(Lines of data)
========================================================================
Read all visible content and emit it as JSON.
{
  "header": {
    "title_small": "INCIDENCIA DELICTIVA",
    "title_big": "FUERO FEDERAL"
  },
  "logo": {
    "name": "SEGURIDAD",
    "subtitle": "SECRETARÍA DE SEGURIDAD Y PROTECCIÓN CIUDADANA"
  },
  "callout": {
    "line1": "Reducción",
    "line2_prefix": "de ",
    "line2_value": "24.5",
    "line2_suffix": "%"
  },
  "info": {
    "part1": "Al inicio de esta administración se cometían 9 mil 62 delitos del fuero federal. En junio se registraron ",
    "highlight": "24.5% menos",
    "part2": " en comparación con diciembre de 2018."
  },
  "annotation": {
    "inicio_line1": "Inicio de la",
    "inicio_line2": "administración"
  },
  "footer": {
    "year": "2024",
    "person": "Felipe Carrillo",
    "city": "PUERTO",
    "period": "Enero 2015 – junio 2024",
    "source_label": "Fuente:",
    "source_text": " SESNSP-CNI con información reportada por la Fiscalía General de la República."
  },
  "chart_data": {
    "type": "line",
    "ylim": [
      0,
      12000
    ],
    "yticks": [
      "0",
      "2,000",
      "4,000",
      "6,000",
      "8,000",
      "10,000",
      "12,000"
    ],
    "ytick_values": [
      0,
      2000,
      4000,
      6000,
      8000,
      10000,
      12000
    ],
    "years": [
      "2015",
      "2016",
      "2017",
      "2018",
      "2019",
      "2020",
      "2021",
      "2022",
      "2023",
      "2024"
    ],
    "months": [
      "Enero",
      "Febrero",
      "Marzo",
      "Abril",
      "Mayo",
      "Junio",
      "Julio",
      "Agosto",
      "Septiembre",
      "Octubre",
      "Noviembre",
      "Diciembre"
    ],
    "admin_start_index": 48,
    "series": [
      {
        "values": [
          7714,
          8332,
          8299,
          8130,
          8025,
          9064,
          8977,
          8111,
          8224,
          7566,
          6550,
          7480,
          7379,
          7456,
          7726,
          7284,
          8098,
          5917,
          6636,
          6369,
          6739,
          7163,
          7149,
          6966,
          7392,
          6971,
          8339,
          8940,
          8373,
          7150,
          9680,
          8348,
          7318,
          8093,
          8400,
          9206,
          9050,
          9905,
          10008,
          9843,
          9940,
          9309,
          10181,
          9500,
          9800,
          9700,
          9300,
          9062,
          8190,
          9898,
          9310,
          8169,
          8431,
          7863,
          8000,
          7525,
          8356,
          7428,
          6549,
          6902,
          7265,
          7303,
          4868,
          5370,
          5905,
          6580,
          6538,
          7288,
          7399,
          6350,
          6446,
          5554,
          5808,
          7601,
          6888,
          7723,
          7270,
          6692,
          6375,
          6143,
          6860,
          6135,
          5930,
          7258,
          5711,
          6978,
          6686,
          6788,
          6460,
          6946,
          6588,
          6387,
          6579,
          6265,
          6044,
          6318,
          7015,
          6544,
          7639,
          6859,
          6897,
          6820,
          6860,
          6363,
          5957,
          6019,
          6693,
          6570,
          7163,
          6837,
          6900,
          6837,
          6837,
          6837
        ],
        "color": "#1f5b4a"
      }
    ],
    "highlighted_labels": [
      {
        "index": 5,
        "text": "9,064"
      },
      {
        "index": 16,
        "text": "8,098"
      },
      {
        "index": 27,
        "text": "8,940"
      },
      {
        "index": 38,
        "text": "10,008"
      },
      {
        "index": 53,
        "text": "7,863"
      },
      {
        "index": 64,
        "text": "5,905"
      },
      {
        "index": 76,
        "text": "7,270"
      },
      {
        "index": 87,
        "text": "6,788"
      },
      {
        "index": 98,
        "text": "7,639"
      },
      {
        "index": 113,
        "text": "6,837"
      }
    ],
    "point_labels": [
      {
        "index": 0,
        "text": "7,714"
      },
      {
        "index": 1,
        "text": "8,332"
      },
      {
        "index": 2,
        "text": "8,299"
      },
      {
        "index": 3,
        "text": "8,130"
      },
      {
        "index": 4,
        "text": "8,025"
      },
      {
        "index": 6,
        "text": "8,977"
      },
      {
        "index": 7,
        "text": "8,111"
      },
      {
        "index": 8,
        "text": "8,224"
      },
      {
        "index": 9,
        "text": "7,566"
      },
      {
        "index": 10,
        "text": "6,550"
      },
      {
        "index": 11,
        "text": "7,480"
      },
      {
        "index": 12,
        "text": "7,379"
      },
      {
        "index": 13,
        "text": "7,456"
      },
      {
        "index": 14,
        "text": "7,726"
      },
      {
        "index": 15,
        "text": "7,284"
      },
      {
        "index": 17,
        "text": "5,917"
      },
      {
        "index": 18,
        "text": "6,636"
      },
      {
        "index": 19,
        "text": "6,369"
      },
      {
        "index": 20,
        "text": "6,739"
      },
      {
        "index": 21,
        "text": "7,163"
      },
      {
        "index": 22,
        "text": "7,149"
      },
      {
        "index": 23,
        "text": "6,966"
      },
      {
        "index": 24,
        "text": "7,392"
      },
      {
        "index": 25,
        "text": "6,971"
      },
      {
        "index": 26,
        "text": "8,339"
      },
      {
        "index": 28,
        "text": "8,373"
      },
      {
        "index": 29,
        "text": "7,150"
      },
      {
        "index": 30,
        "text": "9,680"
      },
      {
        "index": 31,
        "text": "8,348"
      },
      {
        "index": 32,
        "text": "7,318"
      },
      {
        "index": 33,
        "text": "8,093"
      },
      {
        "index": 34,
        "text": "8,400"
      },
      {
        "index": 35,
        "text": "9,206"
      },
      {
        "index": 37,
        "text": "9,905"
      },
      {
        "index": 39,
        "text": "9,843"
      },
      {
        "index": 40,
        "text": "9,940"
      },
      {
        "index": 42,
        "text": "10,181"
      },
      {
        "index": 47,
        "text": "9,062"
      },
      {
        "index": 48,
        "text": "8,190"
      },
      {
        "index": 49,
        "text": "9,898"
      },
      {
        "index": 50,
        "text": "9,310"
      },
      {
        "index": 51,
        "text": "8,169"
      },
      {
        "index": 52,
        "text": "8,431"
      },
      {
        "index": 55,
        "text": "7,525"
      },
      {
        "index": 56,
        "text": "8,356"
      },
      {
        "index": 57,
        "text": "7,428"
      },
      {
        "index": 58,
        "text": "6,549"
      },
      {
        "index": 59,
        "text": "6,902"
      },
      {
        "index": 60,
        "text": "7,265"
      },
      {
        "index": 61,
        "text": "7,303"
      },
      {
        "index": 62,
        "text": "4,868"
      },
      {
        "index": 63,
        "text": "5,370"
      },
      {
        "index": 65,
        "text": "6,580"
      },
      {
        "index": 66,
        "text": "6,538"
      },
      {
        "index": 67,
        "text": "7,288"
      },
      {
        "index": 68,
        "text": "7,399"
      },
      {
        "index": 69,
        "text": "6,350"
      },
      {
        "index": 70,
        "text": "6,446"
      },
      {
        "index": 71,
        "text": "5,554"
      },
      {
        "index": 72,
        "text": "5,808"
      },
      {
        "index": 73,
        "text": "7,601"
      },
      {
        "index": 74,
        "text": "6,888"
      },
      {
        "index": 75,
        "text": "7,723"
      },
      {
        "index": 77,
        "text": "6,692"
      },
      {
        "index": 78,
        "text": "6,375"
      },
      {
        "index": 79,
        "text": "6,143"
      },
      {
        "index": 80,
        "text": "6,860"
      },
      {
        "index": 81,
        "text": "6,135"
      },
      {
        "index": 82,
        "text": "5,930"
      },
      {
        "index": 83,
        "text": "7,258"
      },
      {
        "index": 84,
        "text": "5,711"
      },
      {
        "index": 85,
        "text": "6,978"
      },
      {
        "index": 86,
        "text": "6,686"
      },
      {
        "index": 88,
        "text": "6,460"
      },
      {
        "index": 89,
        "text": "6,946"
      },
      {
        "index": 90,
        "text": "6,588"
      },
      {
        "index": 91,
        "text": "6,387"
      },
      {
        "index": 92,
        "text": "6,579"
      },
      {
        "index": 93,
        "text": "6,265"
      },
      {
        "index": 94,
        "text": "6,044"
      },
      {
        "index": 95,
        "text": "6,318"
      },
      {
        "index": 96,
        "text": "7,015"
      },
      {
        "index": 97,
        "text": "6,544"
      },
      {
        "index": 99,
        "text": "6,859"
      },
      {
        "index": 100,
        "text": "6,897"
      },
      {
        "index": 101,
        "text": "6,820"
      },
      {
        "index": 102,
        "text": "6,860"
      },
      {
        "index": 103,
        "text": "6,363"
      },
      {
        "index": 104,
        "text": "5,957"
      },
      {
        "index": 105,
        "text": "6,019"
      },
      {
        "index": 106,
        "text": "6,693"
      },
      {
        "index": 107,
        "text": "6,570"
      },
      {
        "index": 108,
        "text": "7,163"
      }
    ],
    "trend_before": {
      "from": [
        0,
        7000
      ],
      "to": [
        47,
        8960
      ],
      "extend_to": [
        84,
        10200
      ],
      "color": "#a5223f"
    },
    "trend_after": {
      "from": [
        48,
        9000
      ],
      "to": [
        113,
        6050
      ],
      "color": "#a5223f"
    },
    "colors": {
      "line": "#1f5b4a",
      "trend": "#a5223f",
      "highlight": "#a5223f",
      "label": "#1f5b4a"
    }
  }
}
========================================================================
Look over the listing. Pull out every line with the string "SEGURIDAD" in it.

    "name": "SEGURIDAD",
    "subtitle": "SECRETARÍA DE SEGURIDAD Y PROTECCIÓN CIUDADANA"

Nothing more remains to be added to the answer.